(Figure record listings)
* * * * * * *
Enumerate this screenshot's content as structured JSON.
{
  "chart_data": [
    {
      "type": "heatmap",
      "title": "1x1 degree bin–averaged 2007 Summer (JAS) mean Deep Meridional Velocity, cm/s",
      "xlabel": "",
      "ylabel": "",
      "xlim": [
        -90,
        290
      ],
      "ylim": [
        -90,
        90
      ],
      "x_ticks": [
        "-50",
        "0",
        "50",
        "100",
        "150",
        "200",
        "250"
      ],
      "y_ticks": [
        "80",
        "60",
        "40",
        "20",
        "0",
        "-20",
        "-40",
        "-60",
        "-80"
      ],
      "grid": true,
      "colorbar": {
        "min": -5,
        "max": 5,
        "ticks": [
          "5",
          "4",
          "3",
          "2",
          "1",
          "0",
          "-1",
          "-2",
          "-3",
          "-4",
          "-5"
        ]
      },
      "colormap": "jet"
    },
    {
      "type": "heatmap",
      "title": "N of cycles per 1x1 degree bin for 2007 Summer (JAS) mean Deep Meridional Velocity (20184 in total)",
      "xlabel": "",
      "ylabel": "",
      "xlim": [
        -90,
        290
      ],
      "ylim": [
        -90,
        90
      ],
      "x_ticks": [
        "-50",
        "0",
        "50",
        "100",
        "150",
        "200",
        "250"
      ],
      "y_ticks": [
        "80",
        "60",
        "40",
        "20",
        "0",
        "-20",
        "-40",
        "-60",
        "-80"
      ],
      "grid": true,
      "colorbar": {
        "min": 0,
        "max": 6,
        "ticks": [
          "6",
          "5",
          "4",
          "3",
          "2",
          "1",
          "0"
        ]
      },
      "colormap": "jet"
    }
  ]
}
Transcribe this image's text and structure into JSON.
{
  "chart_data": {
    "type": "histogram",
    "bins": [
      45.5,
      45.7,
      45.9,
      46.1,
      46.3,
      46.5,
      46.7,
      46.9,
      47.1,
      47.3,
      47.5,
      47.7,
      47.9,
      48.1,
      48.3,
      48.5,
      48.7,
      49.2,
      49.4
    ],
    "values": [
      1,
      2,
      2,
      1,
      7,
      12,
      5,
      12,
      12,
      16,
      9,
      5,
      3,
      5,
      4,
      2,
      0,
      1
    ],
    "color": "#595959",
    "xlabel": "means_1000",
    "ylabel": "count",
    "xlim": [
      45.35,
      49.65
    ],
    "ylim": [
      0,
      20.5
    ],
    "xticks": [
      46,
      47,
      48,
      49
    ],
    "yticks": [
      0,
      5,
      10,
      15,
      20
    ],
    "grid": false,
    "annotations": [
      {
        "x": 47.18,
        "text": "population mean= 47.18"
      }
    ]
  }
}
* * * * * * *
> _STATED EXERCISE_
Extract all of the data shown above and repeat it verbatim.

> _RESPONSE FOR THIS EXERCISE_
Enumerate this screenshot's content as structured JSON.
{
  "chart_data": [
    {
      "type": "heatmap",
      "title": "1x1 degree bin–averaged 2007 Summer (JAS) mean Deep Meridional Velocity, cm/s",
      "xlabel": "",
      "ylabel": "",
      "xlim": [
        -90,
        290
      ],
      "ylim": [
        -90,
        90
      ],
      "x_ticks": [
        "-50",
        "0",
        "50",
        "100",
        "150",
        "200",
        "250"
      ],
      "y_ticks": [
        "80",
        "60",
        "40",
        "20",
        "0",
        "-20",
        "-40",
        "-60",
        "-80"
      ],
      "grid": true,
      "colorbar": {
        "min": -5,
        "max": 5,
        "ticks": [
          "5",
          "4",
          "3",
          "2",
          "1",
          "0",
          "-1",
          "-2",
          "-3",
          "-4",
          "-5"
        ]
      },
      "colormap": "jet"
    },
    {
      "type": "heatmap",
      "title": "N of cycles per 1x1 degree bin for 2007 Summer (JAS) mean Deep Meridional Velocity (20184 in total)",
      "xlabel": "",
      "ylabel": "",
      "xlim": [
        -90,
        290
      ],
      "ylim": [
        -90,
        90
      ],
      "x_ticks": [
        "-50",
        "0",
        "50",
        "100",
        "150",
        "200",
        "250"
      ],
      "y_ticks": [
        "80",
        "60",
        "40",
        "20",
        "0",
        "-20",
        "-40",
        "-60",
        "-80"
      ],
      "grid": true,
      "colorbar": {
        "min": 0,
        "max": 6,
        "ticks": [
          "6",
          "5",
          "4",
          "3",
          "2",
          "1",
          "0"
        ]
      },
      "colormap": "jet"
    }
  ]
}
Transcribe this image's text and structure into JSON.
{
  "chart_data": {
    "type": "histogram",
    "bins": [
      45.5,
      45.7,
      45.9,
      46.1,
      46.3,
      46.5,
      46.7,
      46.9,
      47.1,
      47.3,
      47.5,
      47.7,
      47.9,
      48.1,
      48.3,
      48.5,
      48.7,
      49.2,
      49.4
    ],
    "values": [
      1,
      2,
      2,
      1,
      7,
      12,
      5,
      12,
      12,
      16,
      9,
      5,
      3,
      5,
      4,
      2,
      0,
      1
    ],
    "color": "#595959",
    "xlabel": "means_1000",
    "ylabel": "count",
    "xlim": [
      45.35,
      49.65
    ],
    "ylim": [
      0,
      20.5
    ],
    "xticks": [
      46,
      47,
      48,
      49
    ],
    "yticks": [
      0,
      5,
      10,
      15,
      20
    ],
    "grid": false,
    "annotations": [
      {
        "x": 47.18,
        "text": "population mean= 47.18"
      }
    ]
  }
}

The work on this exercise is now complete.